►
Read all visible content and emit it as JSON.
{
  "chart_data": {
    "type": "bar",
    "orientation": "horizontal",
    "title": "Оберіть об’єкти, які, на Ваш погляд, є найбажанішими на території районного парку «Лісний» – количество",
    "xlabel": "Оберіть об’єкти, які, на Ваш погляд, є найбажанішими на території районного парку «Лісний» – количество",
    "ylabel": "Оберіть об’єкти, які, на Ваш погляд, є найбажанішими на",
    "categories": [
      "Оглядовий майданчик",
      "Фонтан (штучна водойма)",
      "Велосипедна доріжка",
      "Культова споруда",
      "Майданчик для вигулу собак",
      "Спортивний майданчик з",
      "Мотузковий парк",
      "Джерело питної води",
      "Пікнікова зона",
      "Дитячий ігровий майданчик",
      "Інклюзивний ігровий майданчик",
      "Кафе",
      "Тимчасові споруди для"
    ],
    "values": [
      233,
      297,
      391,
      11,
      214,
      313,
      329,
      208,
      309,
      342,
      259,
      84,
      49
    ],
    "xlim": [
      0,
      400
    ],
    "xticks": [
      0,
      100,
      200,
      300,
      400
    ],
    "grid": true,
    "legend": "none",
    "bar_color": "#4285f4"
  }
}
◄
**Objective:** Set down all of the entries exactly, please.

**Written answer:**
Read all visible content and emit it as JSON.
{
  "chart_data": {
    "type": "bar",
    "orientation": "horizontal",
    "title": "Оберіть об’єкти, які, на Ваш погляд, є найбажанішими на території районного парку «Лісний» – количество",
    "xlabel": "Оберіть об’єкти, які, на Ваш погляд, є найбажанішими на території районного парку «Лісний» – количество",
    "ylabel": "Оберіть об’єкти, які, на Ваш погляд, є найбажанішими на",
    "categories": [
      "Оглядовий майданчик",
      "Фонтан (штучна водойма)",
      "Велосипедна доріжка",
      "Культова споруда",
      "Майданчик для вигулу собак",
      "Спортивний майданчик з",
      "Мотузковий парк",
      "Джерело питної води",
      "Пікнікова зона",
      "Дитячий ігровий майданчик",
      "Інклюзивний ігровий майданчик",
      "Кафе",
      "Тимчасові споруди для"
    ],
    "values": [
      233,
      297,
      391,
      11,
      214,
      313,
      329,
      208,
      309,
      342,
      259,
      84,
      49
    ],
    "xlim": [
      0,
      400
    ],
    "xticks": [
      0,
      100,
      200,
      300,
      400
    ],
    "grid": true,
    "legend": "none",
    "bar_color": "#4285f4"
  }
}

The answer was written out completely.